DOCUMENT PASSAGE
-- start --

Date and Place of Birth: April 4, 1924 Princeton, Indiana

Died: April 2, 1972 West Palm Beach, Florida

Baseball Experience: Major League
Position: First Base
Rank: Sergeant
Military Unit: 16th Anti-Aircraft Artillery Battalion US Marine Corps

Area Served: Pacific Theater of Operations

 

Gilbert R “Gil” Hodges was born on April 4, 1924 in Princeton, Indiana and grew up in nearby Petersburg. He attended St Joseph’s College in Rensselaer, Indiana where he played basketball and baseball.

 

As a sophomore he signed with the Dodgers and played for Olean as a third baseman in 1943. Hodges made his major league debut on the very last day of the season – October 3 – in a 6-1 loss against the Reds.

 

Hodges entered service with the Marine Corps on October 14, 1943. He was stationed at Pearl Harbor and then Kauai in the Hawaiian Island where he played baseball with the 16th Anti-Aircraft Artillery Battalion. From there he went to Tinian.

 

In April 1945, Sergeant Hodges landed with the assault echelon at Okinawa and was assigned to his battalion's operations and intelligence section. His Bronze Star citation states that he "was entrusted with the safeguarding and stenographic preparation of highly classified documents" through "extensive periods of enemy aerial alerts and extensive bombing attacks."

 

Hodges remained on the island until October 1945 and says that he started smoking "to have something to do sitting in those holes in Okinawa."

 

Hodges returned to the Brooklyn organization in 1946. He was converted to a catcher and played for Newport News in the Piedmont League that year, batting .278. In 1947 he played 28 games for Brooklyn and batted just .156.

 

The following year - 1948 – he underwent another transition, moving from catcher to first base, and played 134 games, batting .249. Hodges became the Dodgers’ regular first baseman in 1949 – a position he would hold until drafted by the New York Mets in the 1961 expansion draft. During that time he was an all-star selection eight times and played in seven World Series.

-- end --

RECORD EXCERPTS
-- start --

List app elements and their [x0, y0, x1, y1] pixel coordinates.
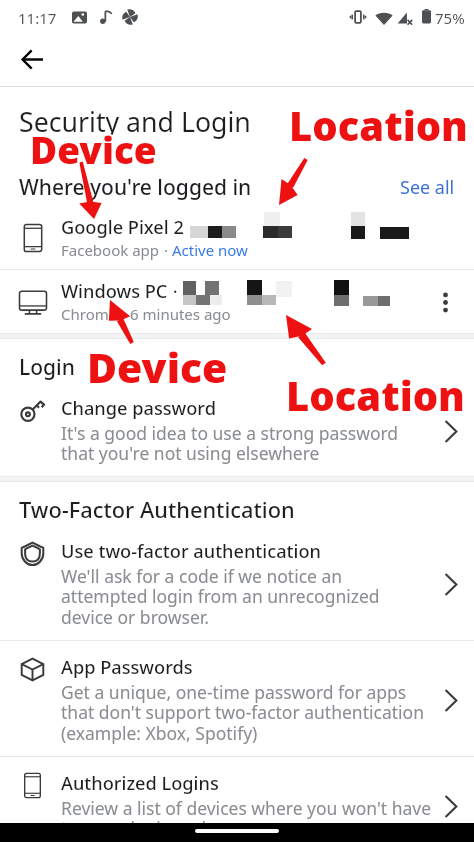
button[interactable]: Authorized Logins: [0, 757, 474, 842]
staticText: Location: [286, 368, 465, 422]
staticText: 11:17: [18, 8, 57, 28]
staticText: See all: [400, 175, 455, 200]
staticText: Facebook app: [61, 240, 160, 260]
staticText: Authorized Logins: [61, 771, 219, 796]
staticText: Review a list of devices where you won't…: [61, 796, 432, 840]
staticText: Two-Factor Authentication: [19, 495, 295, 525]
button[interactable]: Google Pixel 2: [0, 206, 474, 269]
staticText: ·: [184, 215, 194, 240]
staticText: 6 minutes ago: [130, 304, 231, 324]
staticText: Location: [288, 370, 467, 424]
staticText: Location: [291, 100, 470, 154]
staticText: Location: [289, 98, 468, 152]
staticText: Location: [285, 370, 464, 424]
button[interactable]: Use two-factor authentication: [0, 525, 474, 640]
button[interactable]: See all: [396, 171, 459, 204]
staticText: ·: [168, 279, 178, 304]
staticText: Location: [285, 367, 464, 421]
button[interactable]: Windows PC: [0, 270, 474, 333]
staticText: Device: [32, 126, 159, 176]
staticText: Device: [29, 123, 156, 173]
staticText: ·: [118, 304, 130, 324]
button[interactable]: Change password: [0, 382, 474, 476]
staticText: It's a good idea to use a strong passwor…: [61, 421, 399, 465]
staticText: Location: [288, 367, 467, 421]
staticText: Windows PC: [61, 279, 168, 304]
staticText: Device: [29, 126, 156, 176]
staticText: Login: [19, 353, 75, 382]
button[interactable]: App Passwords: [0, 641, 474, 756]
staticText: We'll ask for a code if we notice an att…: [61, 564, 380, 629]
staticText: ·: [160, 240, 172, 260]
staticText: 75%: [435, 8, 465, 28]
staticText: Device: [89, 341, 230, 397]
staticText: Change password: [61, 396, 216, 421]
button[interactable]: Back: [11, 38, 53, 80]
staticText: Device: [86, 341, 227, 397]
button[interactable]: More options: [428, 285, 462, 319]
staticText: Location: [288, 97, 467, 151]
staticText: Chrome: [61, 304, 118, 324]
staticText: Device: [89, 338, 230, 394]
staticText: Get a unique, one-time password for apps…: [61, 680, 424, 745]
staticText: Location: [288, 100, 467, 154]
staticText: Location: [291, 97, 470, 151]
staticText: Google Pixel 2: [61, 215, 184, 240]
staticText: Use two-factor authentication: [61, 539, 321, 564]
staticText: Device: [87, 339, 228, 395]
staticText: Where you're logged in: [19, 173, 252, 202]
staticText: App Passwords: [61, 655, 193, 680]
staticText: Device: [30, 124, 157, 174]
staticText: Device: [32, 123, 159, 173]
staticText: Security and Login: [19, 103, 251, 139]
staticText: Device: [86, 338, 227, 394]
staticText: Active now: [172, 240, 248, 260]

-- end --
-- start --

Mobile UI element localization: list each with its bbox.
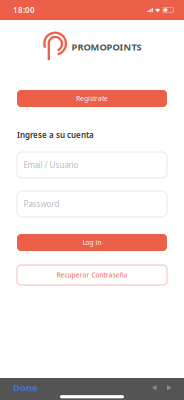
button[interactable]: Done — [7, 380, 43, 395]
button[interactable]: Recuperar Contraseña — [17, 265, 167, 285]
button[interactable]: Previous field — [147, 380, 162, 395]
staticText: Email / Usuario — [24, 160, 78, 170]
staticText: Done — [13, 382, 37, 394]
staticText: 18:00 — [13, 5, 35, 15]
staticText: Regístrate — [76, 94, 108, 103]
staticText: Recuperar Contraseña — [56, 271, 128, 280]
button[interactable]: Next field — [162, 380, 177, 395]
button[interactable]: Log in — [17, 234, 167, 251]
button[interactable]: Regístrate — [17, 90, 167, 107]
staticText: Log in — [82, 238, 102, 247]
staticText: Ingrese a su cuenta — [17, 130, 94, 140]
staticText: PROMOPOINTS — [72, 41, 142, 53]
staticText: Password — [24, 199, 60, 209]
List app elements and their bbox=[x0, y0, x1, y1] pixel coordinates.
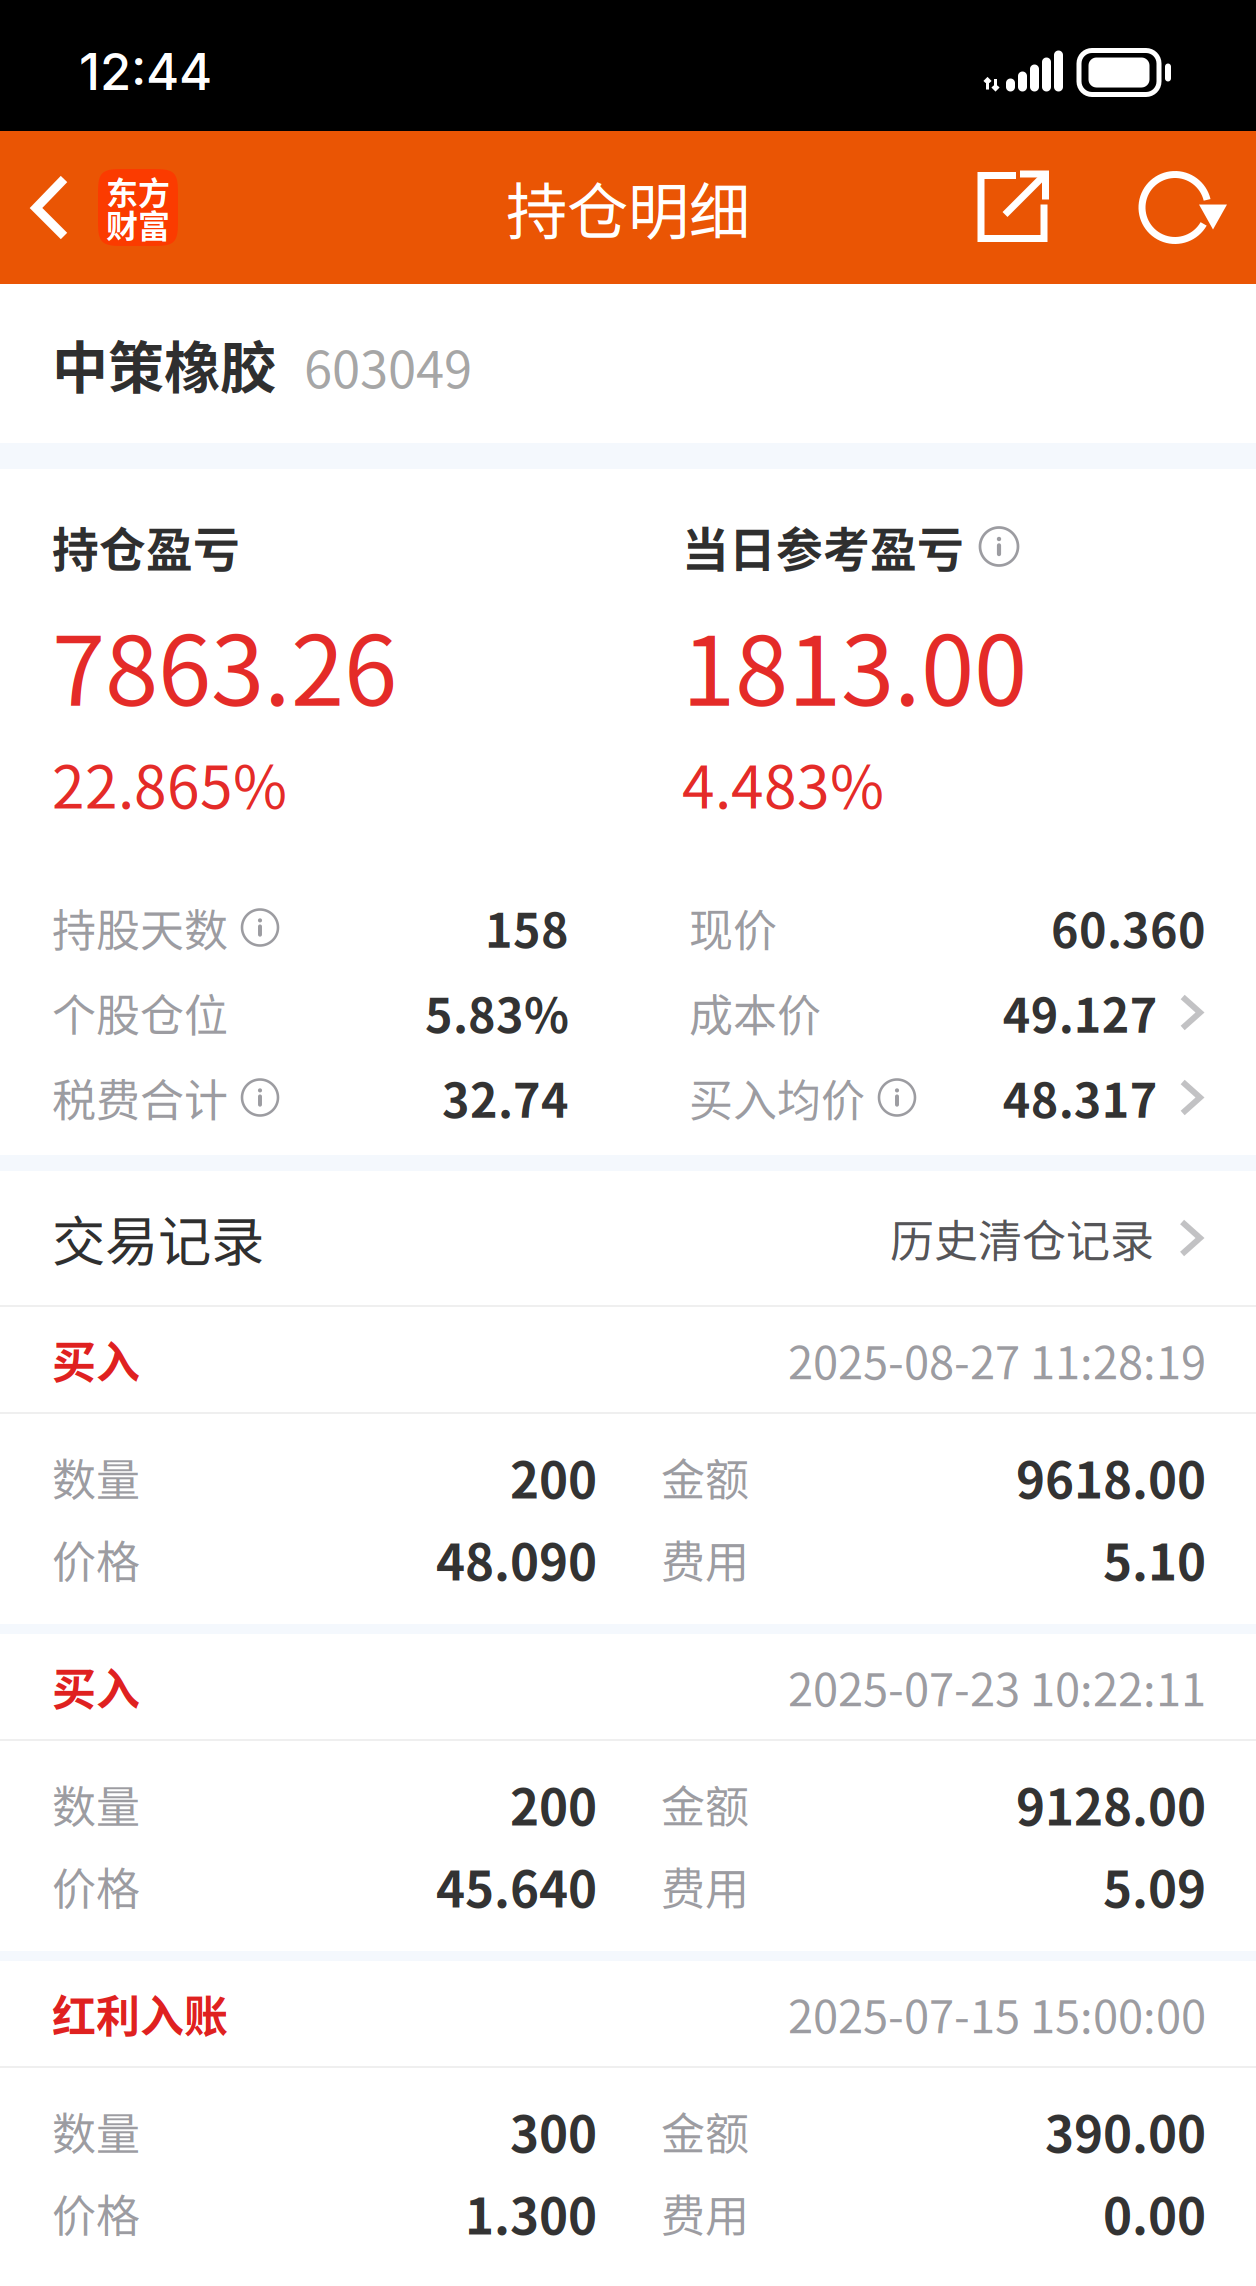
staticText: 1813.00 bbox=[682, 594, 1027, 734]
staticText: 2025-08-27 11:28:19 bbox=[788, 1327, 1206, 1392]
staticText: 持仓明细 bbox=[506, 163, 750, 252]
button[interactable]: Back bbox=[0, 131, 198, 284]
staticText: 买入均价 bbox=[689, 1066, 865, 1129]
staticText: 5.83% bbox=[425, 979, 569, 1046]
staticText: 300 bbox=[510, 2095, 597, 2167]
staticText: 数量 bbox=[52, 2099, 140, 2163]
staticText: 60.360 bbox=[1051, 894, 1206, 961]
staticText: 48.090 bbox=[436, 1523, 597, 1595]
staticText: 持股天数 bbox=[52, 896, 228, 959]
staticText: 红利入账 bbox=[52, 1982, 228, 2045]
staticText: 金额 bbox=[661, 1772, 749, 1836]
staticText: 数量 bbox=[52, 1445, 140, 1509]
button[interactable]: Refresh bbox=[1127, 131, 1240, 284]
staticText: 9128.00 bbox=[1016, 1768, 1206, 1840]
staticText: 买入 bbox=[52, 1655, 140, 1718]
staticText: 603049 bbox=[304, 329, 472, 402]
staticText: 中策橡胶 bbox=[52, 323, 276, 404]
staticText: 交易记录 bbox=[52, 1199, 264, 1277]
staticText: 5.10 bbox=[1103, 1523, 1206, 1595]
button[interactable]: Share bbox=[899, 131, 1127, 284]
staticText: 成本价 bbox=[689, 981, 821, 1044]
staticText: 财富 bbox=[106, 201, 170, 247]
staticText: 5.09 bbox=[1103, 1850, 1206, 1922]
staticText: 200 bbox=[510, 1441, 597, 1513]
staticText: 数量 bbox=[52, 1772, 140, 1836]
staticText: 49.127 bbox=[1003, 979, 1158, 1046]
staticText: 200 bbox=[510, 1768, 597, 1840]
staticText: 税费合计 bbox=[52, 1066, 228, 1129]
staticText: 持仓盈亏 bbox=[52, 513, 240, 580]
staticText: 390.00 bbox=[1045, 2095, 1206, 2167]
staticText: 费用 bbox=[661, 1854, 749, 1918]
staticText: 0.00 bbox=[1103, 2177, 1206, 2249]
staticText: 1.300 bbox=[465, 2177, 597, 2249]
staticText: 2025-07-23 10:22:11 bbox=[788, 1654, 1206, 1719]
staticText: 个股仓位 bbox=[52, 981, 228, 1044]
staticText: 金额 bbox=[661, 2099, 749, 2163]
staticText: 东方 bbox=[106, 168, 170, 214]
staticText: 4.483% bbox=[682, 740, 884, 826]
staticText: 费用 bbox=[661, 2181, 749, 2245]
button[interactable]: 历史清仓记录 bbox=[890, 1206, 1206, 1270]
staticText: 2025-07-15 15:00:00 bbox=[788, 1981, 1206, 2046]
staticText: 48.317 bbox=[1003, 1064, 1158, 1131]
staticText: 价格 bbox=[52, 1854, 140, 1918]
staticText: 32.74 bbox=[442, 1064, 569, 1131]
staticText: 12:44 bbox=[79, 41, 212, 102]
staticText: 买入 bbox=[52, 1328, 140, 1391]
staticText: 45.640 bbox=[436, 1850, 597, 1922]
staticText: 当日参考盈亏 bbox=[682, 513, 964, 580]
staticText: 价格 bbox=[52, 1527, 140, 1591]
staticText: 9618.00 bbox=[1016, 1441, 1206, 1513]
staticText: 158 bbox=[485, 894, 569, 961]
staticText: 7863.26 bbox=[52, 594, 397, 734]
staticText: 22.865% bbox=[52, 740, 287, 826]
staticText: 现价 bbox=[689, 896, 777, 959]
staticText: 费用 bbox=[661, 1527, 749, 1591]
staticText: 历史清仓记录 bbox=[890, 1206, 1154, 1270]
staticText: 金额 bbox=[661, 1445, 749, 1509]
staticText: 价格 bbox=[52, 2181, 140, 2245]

-- end --
-- start --

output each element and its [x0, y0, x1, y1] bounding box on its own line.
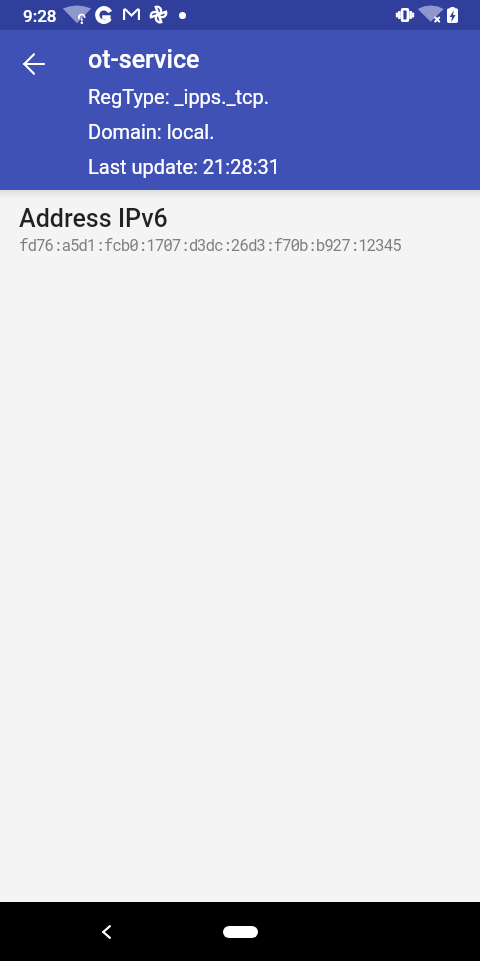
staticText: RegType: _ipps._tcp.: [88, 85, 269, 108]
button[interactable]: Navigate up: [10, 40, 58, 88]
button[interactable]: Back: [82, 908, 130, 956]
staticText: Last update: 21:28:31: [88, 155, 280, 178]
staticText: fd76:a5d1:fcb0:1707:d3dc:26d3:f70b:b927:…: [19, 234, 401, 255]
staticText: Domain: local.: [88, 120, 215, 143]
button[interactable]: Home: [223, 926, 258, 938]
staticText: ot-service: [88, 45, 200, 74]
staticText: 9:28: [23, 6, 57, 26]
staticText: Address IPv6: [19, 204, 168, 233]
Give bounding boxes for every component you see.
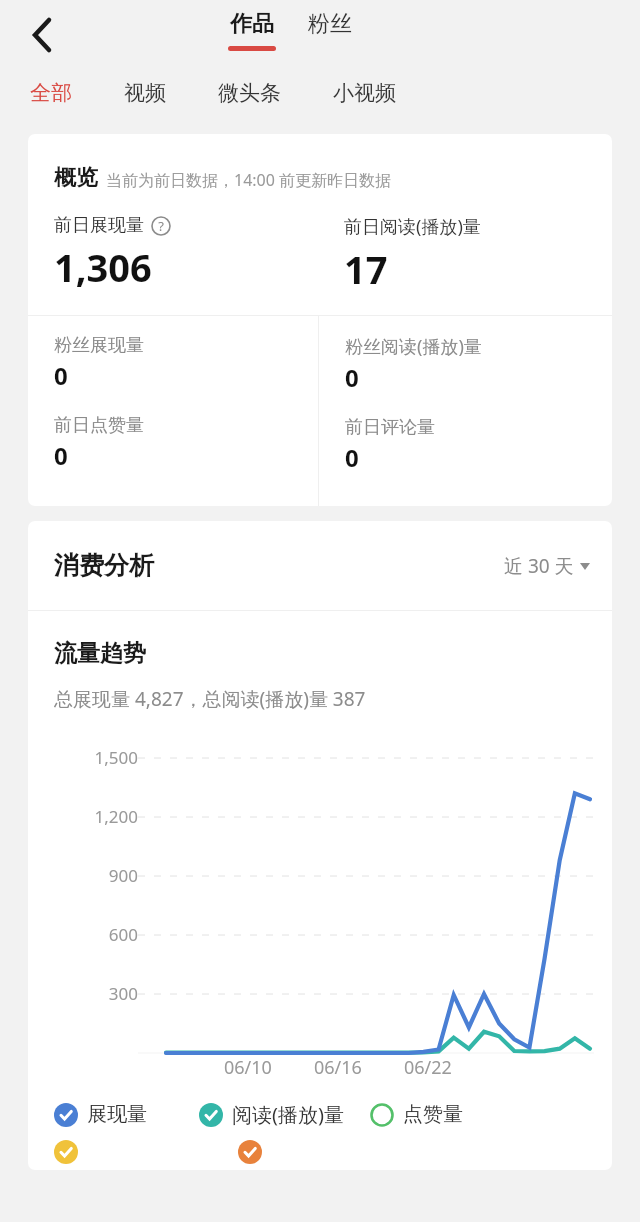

-- end --

WRITTEN EXERCISE 1
Can you copy out the Gil Hodges biography from "Baseball Experience: Major" to "against the Reds."?
WRITTEN EXERCISE 2
How would you put this sentence from the Gil Hodges biography into Spanish: "Hodges entered service with the Marine Corps on October 14, 1943."
Work from the Gil Hodges biography alone.

FINAL ANSWER 1
Baseball Experience: Major League
Position: First Base
Rank: Sergeant
Military Unit: 16th Anti-Aircraft Artillery Battalion US Marine Corps

Area Served: Pacific Theater of Operations

 

Gilbert R “Gil” Hodges was born on April 4, 1924 in Princeton, Indiana and grew up in nearby Petersburg. He attended St Joseph’s College in Rensselaer, Indiana where he played basketball and baseball.

 

As a sophomore he signed with the Dodgers and played for Olean as a third baseman in 1943. Hodges made his major league debut on the very last day of the season – October 3 – in a 6-1 loss against the Reds.

FINAL ANSWER 2
Hodges ingresó al servicio en el Cuerpo de Marines el 14 de octubre de 1943.